* Written problem
Below is a set of entries. Reproduce exactly the lines from the one containing "Decode this chart: output" through the end, both included.

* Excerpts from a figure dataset

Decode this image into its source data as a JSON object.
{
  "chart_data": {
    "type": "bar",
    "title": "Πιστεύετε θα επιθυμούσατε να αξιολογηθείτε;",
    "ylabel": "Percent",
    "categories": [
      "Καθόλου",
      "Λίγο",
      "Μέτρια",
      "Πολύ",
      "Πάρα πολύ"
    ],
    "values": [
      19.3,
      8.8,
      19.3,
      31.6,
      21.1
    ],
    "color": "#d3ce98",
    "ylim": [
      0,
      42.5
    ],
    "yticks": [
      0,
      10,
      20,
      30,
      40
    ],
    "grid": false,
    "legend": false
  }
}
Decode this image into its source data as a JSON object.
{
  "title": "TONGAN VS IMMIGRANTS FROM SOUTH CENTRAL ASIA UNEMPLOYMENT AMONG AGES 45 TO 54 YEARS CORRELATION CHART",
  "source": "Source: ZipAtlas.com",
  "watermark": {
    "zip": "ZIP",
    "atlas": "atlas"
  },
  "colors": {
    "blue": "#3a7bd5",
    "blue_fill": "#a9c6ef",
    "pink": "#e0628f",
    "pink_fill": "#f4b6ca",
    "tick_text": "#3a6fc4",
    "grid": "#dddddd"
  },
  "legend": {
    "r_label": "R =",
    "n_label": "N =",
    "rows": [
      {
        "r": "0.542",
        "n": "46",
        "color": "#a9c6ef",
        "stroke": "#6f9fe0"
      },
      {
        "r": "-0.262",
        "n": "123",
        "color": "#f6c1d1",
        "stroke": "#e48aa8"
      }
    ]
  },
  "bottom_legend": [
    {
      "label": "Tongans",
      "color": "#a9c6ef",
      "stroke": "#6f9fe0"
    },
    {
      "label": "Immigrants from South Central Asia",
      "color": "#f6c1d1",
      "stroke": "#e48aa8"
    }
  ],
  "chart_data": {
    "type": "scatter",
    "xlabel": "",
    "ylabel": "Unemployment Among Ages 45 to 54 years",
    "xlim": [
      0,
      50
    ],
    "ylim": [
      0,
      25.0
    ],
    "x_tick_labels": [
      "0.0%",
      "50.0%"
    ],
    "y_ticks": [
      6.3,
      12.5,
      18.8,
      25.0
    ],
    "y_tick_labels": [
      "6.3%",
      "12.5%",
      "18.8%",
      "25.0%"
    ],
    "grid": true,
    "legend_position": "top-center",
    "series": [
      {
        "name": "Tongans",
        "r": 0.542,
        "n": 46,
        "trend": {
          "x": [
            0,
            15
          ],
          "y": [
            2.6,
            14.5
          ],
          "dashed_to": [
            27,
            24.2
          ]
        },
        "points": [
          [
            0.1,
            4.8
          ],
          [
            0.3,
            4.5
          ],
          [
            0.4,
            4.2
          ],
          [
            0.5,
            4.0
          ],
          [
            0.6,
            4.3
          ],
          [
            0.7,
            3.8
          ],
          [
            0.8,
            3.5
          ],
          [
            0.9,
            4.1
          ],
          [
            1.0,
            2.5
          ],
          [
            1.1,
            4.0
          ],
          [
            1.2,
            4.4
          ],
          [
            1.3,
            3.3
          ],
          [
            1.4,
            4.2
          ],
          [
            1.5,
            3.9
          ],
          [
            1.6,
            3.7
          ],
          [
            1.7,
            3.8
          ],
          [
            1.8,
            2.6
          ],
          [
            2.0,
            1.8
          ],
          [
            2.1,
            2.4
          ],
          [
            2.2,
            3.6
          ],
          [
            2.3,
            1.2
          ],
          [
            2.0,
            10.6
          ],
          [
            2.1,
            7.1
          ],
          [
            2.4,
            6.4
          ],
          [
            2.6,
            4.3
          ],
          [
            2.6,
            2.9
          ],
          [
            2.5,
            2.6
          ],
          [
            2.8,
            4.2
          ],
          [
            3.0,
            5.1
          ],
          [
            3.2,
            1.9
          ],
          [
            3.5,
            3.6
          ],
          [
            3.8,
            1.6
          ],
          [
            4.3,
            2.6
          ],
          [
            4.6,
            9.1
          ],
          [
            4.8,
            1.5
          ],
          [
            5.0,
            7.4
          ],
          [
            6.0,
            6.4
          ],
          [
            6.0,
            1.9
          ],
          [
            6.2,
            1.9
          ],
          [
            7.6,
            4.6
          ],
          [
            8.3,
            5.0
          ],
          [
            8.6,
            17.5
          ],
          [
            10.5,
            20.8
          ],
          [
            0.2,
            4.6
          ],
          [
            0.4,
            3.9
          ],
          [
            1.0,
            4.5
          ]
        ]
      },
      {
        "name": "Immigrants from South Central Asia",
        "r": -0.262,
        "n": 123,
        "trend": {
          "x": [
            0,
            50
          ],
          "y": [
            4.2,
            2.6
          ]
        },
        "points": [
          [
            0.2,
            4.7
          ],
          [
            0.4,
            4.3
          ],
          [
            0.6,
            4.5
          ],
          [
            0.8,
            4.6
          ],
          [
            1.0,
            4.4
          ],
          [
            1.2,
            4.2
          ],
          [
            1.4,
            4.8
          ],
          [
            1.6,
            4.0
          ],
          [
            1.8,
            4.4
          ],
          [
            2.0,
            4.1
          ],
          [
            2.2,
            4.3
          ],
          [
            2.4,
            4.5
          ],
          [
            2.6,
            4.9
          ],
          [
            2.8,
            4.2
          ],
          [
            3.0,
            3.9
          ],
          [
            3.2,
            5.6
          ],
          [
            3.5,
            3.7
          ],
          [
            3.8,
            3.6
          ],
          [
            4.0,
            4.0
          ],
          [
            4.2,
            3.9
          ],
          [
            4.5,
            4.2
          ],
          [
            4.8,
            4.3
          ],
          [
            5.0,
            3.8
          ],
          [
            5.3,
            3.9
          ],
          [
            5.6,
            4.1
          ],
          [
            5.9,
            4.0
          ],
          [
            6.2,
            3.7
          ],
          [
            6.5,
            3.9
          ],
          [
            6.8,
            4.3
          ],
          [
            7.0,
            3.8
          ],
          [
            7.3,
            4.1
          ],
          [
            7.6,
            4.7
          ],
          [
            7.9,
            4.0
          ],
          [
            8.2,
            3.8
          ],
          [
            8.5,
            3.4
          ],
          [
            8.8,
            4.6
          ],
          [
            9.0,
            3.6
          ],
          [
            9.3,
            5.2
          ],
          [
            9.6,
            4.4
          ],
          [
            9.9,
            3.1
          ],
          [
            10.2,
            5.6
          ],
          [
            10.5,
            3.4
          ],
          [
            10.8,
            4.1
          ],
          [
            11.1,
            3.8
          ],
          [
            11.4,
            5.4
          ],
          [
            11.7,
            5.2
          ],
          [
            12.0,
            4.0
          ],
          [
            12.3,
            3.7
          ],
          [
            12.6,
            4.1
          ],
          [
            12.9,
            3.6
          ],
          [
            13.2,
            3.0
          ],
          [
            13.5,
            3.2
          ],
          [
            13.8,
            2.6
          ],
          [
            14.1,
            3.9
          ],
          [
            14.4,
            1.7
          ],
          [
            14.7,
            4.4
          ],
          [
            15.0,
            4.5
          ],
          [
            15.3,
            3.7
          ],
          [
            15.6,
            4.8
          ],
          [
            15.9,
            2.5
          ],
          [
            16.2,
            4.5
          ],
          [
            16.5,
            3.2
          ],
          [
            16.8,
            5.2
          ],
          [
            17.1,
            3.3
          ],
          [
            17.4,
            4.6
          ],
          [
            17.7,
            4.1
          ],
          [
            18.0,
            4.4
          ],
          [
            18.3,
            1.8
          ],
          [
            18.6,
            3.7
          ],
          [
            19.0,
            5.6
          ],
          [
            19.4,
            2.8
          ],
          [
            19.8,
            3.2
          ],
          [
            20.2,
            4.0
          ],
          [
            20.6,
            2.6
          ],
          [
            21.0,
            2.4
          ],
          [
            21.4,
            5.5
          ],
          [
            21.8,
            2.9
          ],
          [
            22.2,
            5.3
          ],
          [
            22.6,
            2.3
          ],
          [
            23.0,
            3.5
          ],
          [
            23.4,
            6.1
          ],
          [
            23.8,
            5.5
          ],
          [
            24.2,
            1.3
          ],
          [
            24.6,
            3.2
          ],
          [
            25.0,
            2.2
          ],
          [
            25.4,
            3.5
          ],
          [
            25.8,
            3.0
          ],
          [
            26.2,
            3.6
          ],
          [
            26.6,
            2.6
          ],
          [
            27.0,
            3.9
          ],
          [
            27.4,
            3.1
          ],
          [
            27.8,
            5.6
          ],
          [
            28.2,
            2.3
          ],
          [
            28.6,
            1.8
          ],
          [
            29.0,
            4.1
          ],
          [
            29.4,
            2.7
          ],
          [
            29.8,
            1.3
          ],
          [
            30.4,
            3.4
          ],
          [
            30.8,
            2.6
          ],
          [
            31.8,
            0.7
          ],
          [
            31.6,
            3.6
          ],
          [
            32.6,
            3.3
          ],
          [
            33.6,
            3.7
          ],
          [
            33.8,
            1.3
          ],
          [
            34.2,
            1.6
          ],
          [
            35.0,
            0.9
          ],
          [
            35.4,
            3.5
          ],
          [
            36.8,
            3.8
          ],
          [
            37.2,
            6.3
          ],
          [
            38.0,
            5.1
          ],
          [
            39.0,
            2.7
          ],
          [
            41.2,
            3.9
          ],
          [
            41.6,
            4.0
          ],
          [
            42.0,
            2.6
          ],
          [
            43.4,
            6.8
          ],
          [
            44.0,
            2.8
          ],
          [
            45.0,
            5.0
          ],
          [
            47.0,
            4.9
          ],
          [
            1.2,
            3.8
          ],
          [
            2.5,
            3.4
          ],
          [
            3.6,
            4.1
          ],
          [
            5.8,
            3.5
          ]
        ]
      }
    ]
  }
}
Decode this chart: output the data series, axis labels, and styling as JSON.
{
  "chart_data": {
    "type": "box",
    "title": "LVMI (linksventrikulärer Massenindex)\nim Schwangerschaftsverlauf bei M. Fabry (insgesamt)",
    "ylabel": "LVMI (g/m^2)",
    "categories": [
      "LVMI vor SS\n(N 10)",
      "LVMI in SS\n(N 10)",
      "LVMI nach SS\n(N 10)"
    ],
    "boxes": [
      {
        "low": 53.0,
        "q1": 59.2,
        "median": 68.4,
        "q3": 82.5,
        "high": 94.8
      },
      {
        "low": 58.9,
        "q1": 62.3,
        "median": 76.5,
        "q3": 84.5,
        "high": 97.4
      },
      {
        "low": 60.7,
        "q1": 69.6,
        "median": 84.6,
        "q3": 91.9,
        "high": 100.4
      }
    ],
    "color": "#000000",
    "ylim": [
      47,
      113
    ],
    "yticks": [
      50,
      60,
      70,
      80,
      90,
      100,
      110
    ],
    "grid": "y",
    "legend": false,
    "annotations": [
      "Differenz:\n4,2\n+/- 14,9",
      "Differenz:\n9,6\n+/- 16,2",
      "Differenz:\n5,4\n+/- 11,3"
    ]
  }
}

* Reply
Decode this chart: output the data series, axis labels, and styling as JSON.
{
  "chart_data": {
    "type": "box",
    "title": "LVMI (linksventrikulärer Massenindex)\nim Schwangerschaftsverlauf bei M. Fabry (insgesamt)",
    "ylabel": "LVMI (g/m^2)",
    "categories": [
      "LVMI vor SS\n(N 10)",
      "LVMI in SS\n(N 10)",
      "LVMI nach SS\n(N 10)"
    ],
    "boxes": [
      {
        "low": 53.0,
        "q1": 59.2,
        "median": 68.4,
        "q3": 82.5,
        "high": 94.8
      },
      {
        "low": 58.9,
        "q1": 62.3,
        "median": 76.5,
        "q3": 84.5,
        "high": 97.4
      },
      {
        "low": 60.7,
        "q1": 69.6,
        "median": 84.6,
        "q3": 91.9,
        "high": 100.4
      }
    ],
    "color": "#000000",
    "ylim": [
      47,
      113
    ],
    "yticks": [
      50,
      60,
      70,
      80,
      90,
      100,
      110
    ],
    "grid": "y",
    "legend": false,
    "annotations": [
      "Differenz:\n4,2\n+/- 14,9",
      "Differenz:\n9,6\n+/- 16,2",
      "Differenz:\n5,4\n+/- 11,3"
    ]
  }
}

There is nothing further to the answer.